## Stated exercise
Lines that contain the string "touch" are to be copied; leave out all others.

[A block of data]

⟨

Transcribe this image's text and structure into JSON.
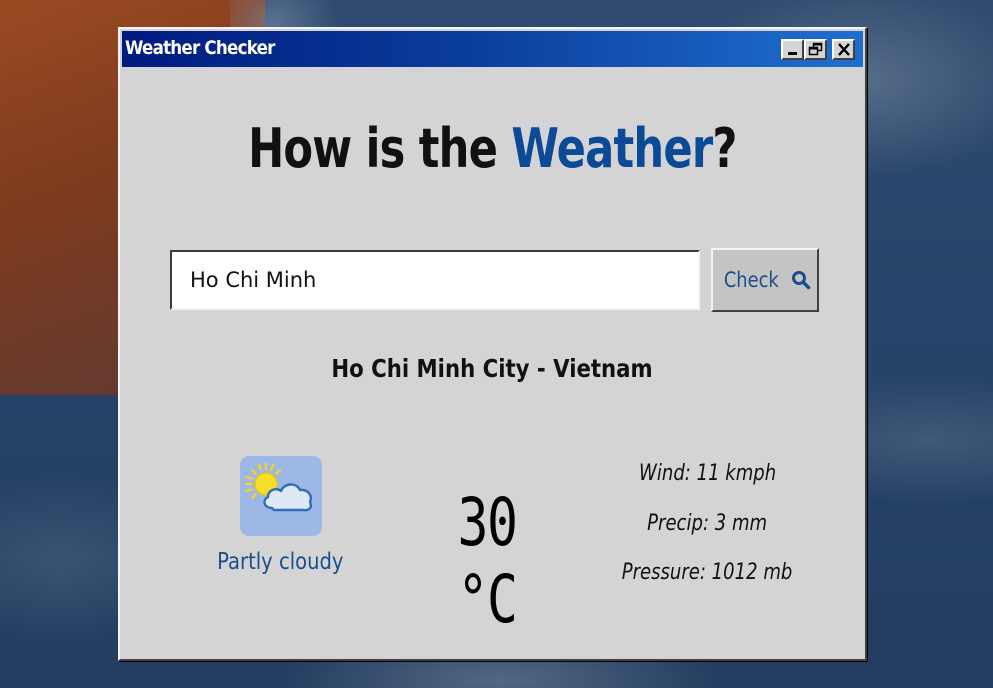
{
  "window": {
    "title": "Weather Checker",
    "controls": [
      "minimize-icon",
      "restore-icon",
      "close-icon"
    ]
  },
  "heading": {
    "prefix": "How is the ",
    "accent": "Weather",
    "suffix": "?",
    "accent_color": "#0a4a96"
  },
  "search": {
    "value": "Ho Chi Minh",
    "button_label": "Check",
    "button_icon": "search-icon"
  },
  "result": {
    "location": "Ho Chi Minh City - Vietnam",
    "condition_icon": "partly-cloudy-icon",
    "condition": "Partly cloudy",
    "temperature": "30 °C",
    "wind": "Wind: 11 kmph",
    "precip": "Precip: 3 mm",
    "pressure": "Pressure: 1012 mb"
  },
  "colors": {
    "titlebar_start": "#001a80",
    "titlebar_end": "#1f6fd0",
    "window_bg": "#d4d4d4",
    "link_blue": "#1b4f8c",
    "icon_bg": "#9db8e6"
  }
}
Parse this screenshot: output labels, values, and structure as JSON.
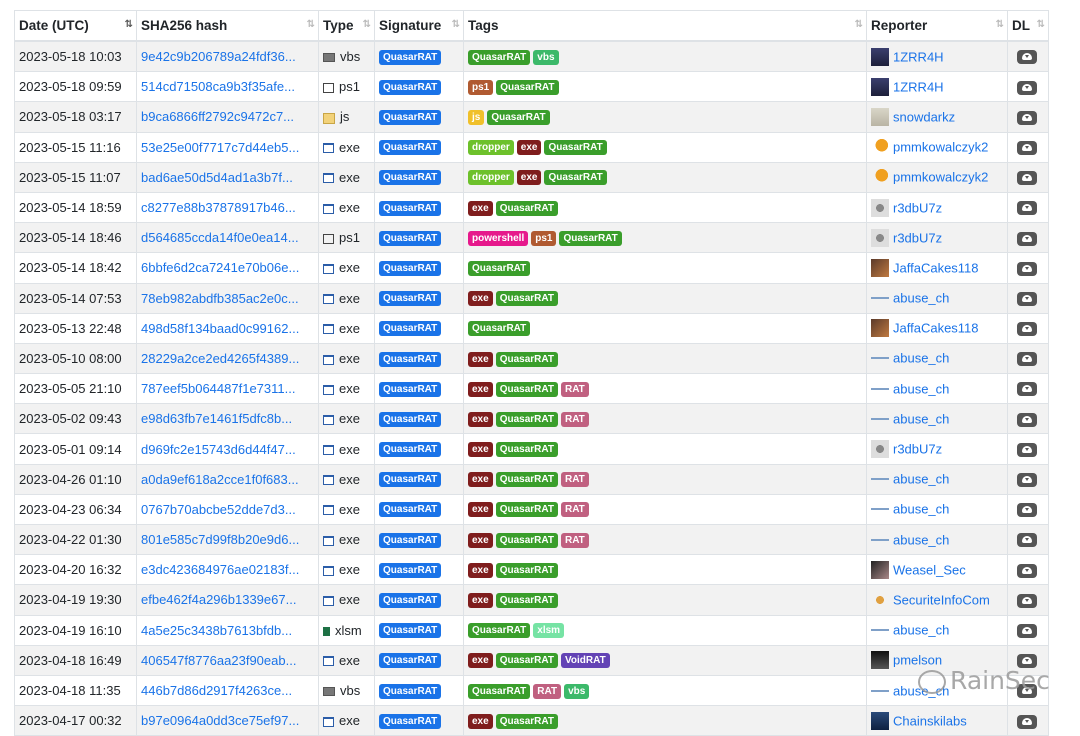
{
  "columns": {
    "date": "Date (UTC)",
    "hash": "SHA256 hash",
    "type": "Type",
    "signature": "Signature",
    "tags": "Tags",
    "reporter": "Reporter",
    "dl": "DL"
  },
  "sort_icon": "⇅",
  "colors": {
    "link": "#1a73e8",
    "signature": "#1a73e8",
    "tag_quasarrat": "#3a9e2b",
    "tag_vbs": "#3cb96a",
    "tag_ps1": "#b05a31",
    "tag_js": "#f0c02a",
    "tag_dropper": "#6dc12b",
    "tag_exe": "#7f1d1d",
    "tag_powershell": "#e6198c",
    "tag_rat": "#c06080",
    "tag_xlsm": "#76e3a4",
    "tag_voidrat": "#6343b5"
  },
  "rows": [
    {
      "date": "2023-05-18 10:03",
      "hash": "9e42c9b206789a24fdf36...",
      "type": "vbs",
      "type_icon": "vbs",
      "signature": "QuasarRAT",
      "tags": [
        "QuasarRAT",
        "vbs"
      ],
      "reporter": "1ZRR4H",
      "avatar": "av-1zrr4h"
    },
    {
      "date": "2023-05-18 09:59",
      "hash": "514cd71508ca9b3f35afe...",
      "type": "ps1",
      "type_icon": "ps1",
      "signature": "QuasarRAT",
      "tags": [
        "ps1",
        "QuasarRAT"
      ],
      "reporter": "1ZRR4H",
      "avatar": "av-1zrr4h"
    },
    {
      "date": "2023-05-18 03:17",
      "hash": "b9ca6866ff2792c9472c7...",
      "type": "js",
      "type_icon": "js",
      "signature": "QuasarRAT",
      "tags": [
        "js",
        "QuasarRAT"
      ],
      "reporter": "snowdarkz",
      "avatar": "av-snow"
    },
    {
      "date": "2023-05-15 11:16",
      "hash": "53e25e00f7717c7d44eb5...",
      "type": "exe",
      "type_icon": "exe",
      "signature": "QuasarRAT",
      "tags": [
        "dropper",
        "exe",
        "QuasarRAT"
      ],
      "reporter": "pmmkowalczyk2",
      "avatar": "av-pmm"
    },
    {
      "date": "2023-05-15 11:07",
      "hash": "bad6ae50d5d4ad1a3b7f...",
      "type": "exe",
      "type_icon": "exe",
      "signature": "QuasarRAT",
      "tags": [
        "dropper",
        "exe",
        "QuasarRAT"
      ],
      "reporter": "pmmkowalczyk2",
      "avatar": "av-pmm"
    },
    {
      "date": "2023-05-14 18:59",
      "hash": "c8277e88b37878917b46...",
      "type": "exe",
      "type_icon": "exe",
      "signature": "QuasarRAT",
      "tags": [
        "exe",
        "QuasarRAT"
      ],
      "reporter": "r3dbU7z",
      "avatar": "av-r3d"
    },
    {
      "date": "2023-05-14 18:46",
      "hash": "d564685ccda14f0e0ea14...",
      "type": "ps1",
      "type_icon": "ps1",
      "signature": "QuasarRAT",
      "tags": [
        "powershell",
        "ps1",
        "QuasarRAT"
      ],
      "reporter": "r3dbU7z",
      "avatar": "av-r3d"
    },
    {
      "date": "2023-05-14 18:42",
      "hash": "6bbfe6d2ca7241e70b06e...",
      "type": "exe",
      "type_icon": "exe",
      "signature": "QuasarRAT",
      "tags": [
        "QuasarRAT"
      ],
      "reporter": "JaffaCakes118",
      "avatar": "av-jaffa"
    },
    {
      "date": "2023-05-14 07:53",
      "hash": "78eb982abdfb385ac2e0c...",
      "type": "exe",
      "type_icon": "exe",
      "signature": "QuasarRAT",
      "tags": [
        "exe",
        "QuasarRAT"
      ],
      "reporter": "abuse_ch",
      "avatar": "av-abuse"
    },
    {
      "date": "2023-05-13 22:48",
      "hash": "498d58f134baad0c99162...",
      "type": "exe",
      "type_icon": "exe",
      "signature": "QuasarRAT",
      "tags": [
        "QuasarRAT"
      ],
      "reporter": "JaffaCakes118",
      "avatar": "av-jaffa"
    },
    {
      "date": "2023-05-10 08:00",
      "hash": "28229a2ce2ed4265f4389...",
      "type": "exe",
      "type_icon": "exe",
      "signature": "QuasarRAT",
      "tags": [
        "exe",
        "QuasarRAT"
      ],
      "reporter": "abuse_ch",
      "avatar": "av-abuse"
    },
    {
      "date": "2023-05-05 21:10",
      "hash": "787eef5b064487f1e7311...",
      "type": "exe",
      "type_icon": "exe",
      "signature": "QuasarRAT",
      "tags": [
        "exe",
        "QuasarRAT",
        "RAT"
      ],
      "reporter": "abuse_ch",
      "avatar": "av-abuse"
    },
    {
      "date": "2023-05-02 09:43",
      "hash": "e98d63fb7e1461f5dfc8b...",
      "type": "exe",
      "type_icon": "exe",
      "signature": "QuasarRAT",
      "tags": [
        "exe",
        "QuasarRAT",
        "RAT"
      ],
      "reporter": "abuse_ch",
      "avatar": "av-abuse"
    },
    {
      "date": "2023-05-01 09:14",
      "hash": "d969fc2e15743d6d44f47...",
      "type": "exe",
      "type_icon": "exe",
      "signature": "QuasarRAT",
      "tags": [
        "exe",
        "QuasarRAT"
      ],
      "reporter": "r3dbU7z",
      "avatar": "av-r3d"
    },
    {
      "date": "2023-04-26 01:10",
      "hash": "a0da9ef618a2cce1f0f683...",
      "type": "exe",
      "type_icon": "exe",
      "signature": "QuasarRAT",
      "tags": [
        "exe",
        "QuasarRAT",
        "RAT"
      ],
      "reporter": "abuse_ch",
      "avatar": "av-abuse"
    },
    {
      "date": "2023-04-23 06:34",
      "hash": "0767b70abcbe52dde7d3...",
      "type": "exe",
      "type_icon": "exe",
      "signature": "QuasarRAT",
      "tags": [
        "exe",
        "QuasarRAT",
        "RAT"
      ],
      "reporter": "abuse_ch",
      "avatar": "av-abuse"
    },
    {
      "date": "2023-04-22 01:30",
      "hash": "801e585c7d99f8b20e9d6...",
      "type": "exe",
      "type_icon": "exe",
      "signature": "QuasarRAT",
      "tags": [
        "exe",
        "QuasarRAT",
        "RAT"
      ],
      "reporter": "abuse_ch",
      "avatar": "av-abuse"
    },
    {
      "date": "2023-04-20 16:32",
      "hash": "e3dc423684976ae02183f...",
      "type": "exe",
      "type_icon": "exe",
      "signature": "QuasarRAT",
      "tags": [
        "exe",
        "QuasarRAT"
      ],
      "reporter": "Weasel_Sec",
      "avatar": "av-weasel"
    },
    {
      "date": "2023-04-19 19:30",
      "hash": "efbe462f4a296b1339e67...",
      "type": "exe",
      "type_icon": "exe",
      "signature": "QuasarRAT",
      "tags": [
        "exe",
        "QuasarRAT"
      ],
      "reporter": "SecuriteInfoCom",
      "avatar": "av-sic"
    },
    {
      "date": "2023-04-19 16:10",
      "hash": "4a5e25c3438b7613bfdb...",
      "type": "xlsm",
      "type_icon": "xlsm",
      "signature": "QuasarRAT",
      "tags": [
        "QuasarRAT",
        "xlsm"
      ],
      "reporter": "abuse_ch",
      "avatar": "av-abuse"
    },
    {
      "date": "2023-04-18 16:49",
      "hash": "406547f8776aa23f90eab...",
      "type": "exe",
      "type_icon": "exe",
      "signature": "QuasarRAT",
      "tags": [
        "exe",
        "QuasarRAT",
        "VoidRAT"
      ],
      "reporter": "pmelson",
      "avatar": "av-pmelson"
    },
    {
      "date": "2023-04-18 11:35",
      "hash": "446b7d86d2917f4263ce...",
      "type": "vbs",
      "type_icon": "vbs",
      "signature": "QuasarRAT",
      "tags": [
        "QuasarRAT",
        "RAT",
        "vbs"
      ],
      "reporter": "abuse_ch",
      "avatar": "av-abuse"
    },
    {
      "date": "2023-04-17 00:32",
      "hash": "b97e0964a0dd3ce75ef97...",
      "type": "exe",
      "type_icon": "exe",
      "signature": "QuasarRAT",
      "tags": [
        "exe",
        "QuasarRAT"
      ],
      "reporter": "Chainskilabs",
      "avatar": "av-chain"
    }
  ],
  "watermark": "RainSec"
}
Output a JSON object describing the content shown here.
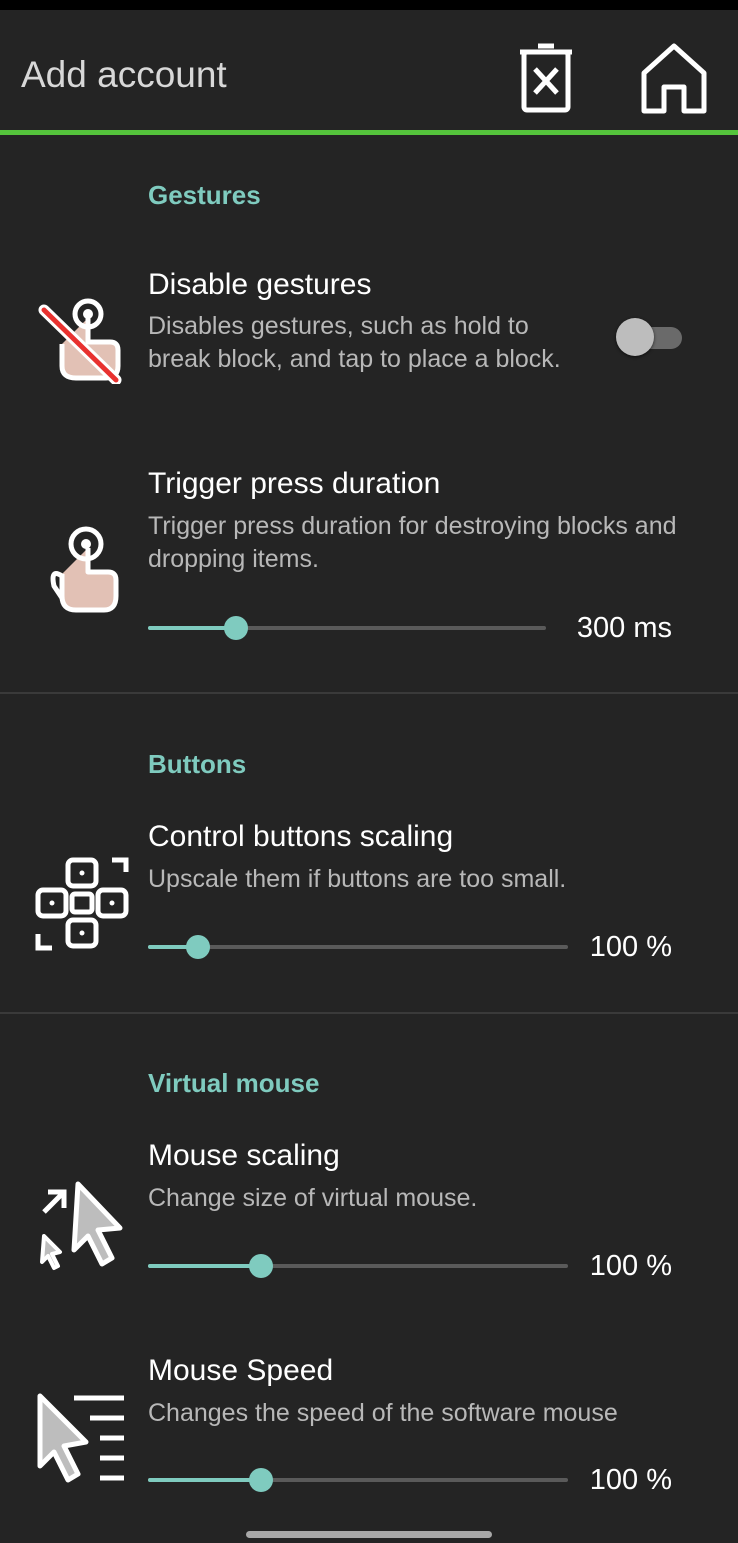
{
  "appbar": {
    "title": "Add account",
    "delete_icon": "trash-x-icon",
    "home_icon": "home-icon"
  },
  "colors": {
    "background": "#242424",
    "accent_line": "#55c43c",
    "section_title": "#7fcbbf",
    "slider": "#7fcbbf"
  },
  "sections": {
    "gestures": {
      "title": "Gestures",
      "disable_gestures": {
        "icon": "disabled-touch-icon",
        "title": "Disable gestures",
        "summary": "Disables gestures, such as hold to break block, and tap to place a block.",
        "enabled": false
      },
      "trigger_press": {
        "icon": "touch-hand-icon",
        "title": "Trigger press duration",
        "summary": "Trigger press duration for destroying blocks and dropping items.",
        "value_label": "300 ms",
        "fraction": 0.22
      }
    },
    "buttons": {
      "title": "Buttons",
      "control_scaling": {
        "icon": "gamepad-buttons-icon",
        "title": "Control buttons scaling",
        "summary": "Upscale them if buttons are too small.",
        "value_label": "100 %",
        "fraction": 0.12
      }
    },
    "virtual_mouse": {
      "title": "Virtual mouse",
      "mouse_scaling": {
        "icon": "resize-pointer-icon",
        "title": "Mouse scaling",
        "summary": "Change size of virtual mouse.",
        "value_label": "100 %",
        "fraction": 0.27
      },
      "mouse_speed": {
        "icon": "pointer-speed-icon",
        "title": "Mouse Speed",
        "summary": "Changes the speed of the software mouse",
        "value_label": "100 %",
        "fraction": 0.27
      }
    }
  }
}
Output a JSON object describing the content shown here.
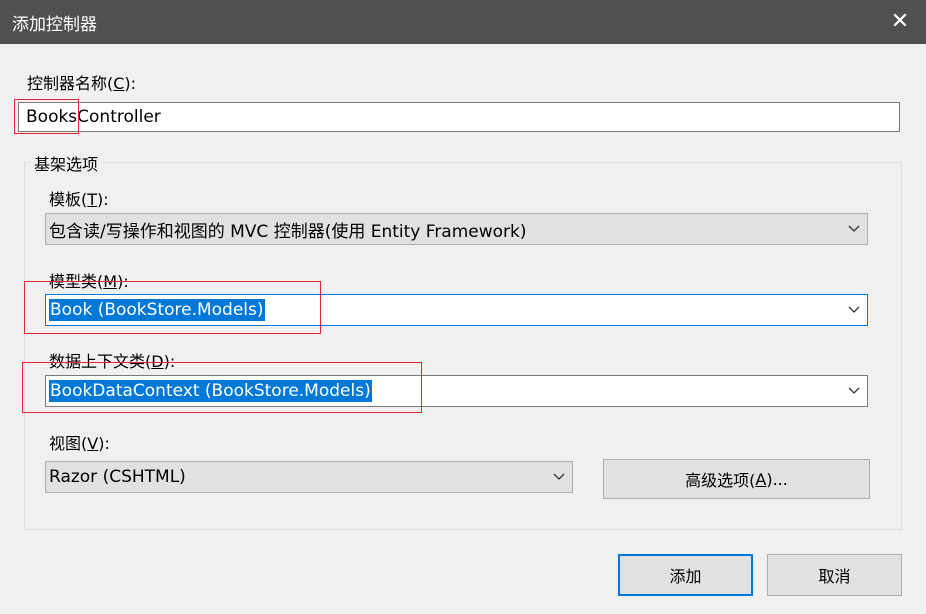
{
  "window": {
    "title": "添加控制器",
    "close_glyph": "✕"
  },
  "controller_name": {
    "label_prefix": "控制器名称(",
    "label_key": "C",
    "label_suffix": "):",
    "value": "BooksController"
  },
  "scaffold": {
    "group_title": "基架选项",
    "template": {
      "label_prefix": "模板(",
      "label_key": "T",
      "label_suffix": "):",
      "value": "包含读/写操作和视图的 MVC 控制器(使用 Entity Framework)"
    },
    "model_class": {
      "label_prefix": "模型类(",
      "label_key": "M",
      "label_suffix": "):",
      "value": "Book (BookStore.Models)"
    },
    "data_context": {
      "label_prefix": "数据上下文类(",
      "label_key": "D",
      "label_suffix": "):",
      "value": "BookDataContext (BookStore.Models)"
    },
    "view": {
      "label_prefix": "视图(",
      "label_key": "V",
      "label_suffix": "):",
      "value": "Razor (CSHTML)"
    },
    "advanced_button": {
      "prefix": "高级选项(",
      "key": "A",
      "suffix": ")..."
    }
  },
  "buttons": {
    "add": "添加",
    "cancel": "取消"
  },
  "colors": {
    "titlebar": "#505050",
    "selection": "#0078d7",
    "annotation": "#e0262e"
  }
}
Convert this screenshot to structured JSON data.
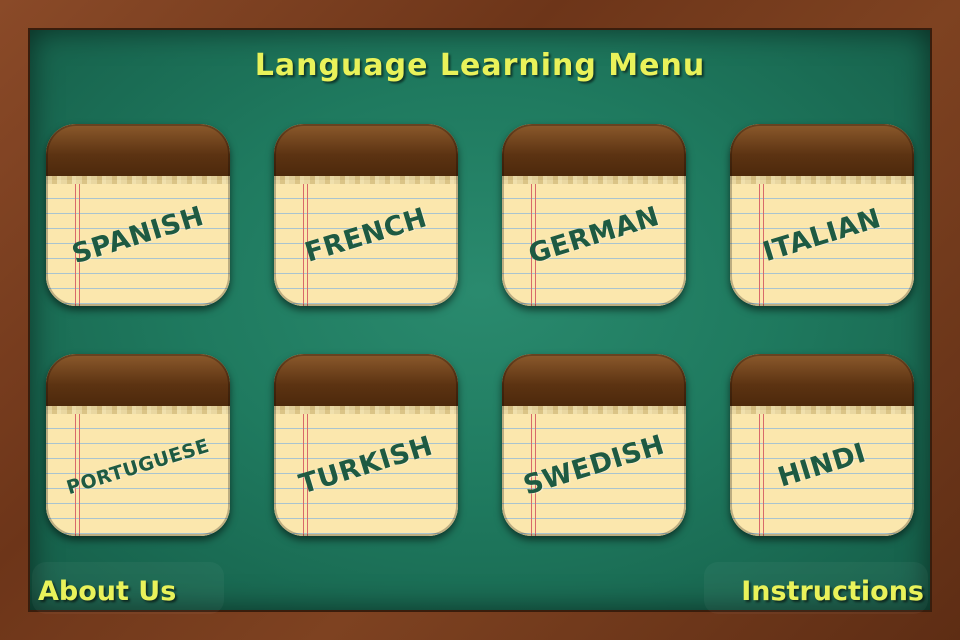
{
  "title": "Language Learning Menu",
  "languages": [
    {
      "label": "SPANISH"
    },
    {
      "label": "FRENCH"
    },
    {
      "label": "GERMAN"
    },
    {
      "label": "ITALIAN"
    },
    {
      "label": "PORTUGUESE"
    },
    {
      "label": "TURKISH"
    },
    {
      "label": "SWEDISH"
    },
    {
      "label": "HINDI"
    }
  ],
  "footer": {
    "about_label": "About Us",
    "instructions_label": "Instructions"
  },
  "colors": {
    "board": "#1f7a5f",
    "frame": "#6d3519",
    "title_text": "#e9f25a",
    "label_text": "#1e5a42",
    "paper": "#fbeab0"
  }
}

⟩

## Written reply
        "icon": "disabled-touch-icon",
        "icon": "touch-hand-icon",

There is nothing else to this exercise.